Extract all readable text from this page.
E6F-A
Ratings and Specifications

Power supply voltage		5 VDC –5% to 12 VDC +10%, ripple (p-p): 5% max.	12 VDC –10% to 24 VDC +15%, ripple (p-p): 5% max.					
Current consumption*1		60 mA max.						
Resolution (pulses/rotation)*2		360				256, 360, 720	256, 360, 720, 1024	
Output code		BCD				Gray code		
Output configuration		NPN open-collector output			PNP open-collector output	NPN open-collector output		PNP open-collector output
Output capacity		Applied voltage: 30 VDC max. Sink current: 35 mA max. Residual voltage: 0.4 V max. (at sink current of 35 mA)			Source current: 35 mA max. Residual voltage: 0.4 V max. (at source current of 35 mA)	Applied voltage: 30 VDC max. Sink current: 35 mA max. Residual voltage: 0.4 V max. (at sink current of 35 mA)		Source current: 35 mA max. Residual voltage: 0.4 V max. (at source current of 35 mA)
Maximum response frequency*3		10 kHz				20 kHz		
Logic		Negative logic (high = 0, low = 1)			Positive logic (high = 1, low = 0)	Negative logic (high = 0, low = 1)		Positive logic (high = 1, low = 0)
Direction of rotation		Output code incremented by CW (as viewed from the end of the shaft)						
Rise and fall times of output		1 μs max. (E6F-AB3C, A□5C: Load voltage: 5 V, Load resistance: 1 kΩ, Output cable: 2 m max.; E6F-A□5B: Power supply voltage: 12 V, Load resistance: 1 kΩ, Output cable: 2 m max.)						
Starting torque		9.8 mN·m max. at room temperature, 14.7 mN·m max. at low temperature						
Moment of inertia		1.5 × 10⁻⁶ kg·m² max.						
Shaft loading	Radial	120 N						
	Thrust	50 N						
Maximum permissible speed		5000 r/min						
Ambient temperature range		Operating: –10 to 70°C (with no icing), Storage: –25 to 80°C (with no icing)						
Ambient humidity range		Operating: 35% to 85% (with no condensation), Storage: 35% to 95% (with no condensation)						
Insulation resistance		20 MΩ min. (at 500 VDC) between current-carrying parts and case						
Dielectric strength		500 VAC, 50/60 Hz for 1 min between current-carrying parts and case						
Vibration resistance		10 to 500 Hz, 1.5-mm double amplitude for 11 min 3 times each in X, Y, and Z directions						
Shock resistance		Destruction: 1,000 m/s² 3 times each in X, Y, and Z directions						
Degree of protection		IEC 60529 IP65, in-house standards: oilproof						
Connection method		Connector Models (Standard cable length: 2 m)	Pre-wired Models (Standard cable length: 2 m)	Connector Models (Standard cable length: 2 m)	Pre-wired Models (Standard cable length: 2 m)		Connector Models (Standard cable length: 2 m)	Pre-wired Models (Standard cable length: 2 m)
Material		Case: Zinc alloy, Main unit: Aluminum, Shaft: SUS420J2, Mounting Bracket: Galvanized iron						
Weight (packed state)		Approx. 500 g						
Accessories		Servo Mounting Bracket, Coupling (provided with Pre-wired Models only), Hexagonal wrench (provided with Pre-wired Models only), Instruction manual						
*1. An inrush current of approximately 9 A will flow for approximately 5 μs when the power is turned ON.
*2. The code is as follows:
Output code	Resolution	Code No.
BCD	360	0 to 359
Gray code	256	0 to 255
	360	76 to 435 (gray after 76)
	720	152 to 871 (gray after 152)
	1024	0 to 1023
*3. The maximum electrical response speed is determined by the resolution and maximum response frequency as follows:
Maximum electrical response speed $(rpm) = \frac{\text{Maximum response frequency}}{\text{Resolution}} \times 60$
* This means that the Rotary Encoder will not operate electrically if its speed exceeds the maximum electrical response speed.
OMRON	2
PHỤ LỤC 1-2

> Problem
Find each line holding the string "temperature" and copy it out.

> Finished task
Starting torque		9.8 mN·m max. at room temperature, 14.7 mN·m max. at low temperature						
Ambient temperature range		Operating: –10 to 70°C (with no icing), Storage: –25 to 80°C (with no icing)						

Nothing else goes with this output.